[Dataset listings of figures]
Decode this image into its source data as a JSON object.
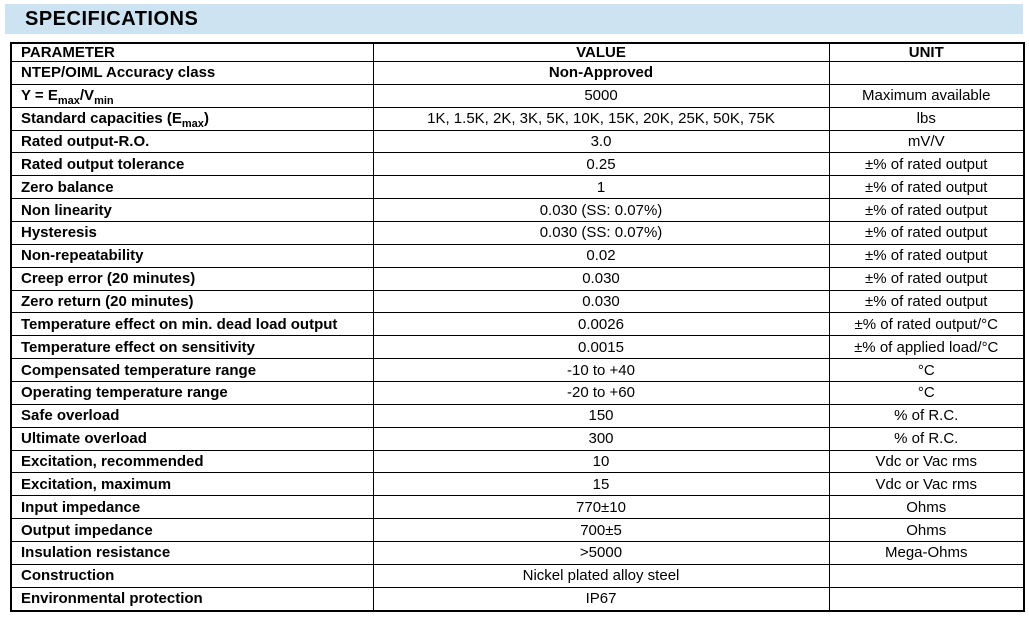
{
  "page": {
    "title": "SPECIFICATIONS"
  },
  "colors": {
    "title_bar_background": "#cde3f1",
    "table_border": "#000000",
    "text": "#000000"
  },
  "table": {
    "headers": [
      "PARAMETER",
      "VALUE",
      "UNIT"
    ],
    "rows": [
      {
        "parameter": "NTEP/OIML Accuracy class",
        "value": "Non-Approved",
        "unit": "",
        "value_bold": true
      },
      {
        "parameter": "Y = E{max}/V{min}",
        "value": "5000",
        "unit": "Maximum available",
        "value_bold": false
      },
      {
        "parameter": "Standard capacities (E{max})",
        "value": "1K, 1.5K, 2K, 3K, 5K, 10K, 15K, 20K, 25K, 50K, 75K",
        "unit": "lbs",
        "value_bold": false
      },
      {
        "parameter": "Rated output-R.O.",
        "value": "3.0",
        "unit": "mV/V",
        "value_bold": false
      },
      {
        "parameter": "Rated output tolerance",
        "value": "0.25",
        "unit": "±% of rated output",
        "value_bold": false
      },
      {
        "parameter": "Zero balance",
        "value": "1",
        "unit": "±% of rated output",
        "value_bold": false
      },
      {
        "parameter": "Non linearity",
        "value": "0.030 (SS: 0.07%)",
        "unit": "±% of rated output",
        "value_bold": false
      },
      {
        "parameter": "Hysteresis",
        "value": "0.030 (SS: 0.07%)",
        "unit": "±% of rated output",
        "value_bold": false
      },
      {
        "parameter": "Non-repeatability",
        "value": "0.02",
        "unit": "±% of rated output",
        "value_bold": false
      },
      {
        "parameter": "Creep error (20 minutes)",
        "value": "0.030",
        "unit": "±% of rated output",
        "value_bold": false
      },
      {
        "parameter": "Zero return (20 minutes)",
        "value": "0.030",
        "unit": "±% of rated output",
        "value_bold": false
      },
      {
        "parameter": "Temperature effect on min. dead load output",
        "value": "0.0026",
        "unit": "±% of rated output/°C",
        "value_bold": false
      },
      {
        "parameter": "Temperature effect on sensitivity",
        "value": "0.0015",
        "unit": "±% of applied load/°C",
        "value_bold": false
      },
      {
        "parameter": "Compensated temperature range",
        "value": "-10 to +40",
        "unit": "°C",
        "value_bold": false
      },
      {
        "parameter": "Operating temperature range",
        "value": "-20 to +60",
        "unit": "°C",
        "value_bold": false
      },
      {
        "parameter": "Safe overload",
        "value": "150",
        "unit": "% of R.C.",
        "value_bold": false
      },
      {
        "parameter": "Ultimate overload",
        "value": "300",
        "unit": "% of R.C.",
        "value_bold": false
      },
      {
        "parameter": "Excitation, recommended",
        "value": "10",
        "unit": "Vdc or Vac rms",
        "value_bold": false
      },
      {
        "parameter": "Excitation, maximum",
        "value": "15",
        "unit": "Vdc or Vac rms",
        "value_bold": false
      },
      {
        "parameter": "Input impedance",
        "value": "770±10",
        "unit": "Ohms",
        "value_bold": false
      },
      {
        "parameter": "Output impedance",
        "value": "700±5",
        "unit": "Ohms",
        "value_bold": false
      },
      {
        "parameter": "Insulation resistance",
        "value": ">5000",
        "unit": "Mega-Ohms",
        "value_bold": false
      },
      {
        "parameter": "Construction",
        "value": "Nickel plated alloy steel",
        "unit": "",
        "value_bold": false
      },
      {
        "parameter": "Environmental protection",
        "value": "IP67",
        "unit": "",
        "value_bold": false
      }
    ]
  }
}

Job » Write the entries above out in full, exactly, with no images.

Result for this task »
Decode this image into its source data as a JSON object.
{
  "page": {
    "title": "SPECIFICATIONS"
  },
  "colors": {
    "title_bar_background": "#cde3f1",
    "table_border": "#000000",
    "text": "#000000"
  },
  "table": {
    "headers": [
      "PARAMETER",
      "VALUE",
      "UNIT"
    ],
    "rows": [
      {
        "parameter": "NTEP/OIML Accuracy class",
        "value": "Non-Approved",
        "unit": "",
        "value_bold": true
      },
      {
        "parameter": "Y = E{max}/V{min}",
        "value": "5000",
        "unit": "Maximum available",
        "value_bold": false
      },
      {
        "parameter": "Standard capacities (E{max})",
        "value": "1K, 1.5K, 2K, 3K, 5K, 10K, 15K, 20K, 25K, 50K, 75K",
        "unit": "lbs",
        "value_bold": false
      },
      {
        "parameter": "Rated output-R.O.",
        "value": "3.0",
        "unit": "mV/V",
        "value_bold": false
      },
      {
        "parameter": "Rated output tolerance",
        "value": "0.25",
        "unit": "±% of rated output",
        "value_bold": false
      },
      {
        "parameter": "Zero balance",
        "value": "1",
        "unit": "±% of rated output",
        "value_bold": false
      },
      {
        "parameter": "Non linearity",
        "value": "0.030 (SS: 0.07%)",
        "unit": "±% of rated output",
        "value_bold": false
      },
      {
        "parameter": "Hysteresis",
        "value": "0.030 (SS: 0.07%)",
        "unit": "±% of rated output",
        "value_bold": false
      },
      {
        "parameter": "Non-repeatability",
        "value": "0.02",
        "unit": "±% of rated output",
        "value_bold": false
      },
      {
        "parameter": "Creep error (20 minutes)",
        "value": "0.030",
        "unit": "±% of rated output",
        "value_bold": false
      },
      {
        "parameter": "Zero return (20 minutes)",
        "value": "0.030",
        "unit": "±% of rated output",
        "value_bold": false
      },
      {
        "parameter": "Temperature effect on min. dead load output",
        "value": "0.0026",
        "unit": "±% of rated output/°C",
        "value_bold": false
      },
      {
        "parameter": "Temperature effect on sensitivity",
        "value": "0.0015",
        "unit": "±% of applied load/°C",
        "value_bold": false
      },
      {
        "parameter": "Compensated temperature range",
        "value": "-10 to +40",
        "unit": "°C",
        "value_bold": false
      },
      {
        "parameter": "Operating temperature range",
        "value": "-20 to +60",
        "unit": "°C",
        "value_bold": false
      },
      {
        "parameter": "Safe overload",
        "value": "150",
        "unit": "% of R.C.",
        "value_bold": false
      },
      {
        "parameter": "Ultimate overload",
        "value": "300",
        "unit": "% of R.C.",
        "value_bold": false
      },
      {
        "parameter": "Excitation, recommended",
        "value": "10",
        "unit": "Vdc or Vac rms",
        "value_bold": false
      },
      {
        "parameter": "Excitation, maximum",
        "value": "15",
        "unit": "Vdc or Vac rms",
        "value_bold": false
      },
      {
        "parameter": "Input impedance",
        "value": "770±10",
        "unit": "Ohms",
        "value_bold": false
      },
      {
        "parameter": "Output impedance",
        "value": "700±5",
        "unit": "Ohms",
        "value_bold": false
      },
      {
        "parameter": "Insulation resistance",
        "value": ">5000",
        "unit": "Mega-Ohms",
        "value_bold": false
      },
      {
        "parameter": "Construction",
        "value": "Nickel plated alloy steel",
        "unit": "",
        "value_bold": false
      },
      {
        "parameter": "Environmental protection",
        "value": "IP67",
        "unit": "",
        "value_bold": false
      }
    ]
  }
}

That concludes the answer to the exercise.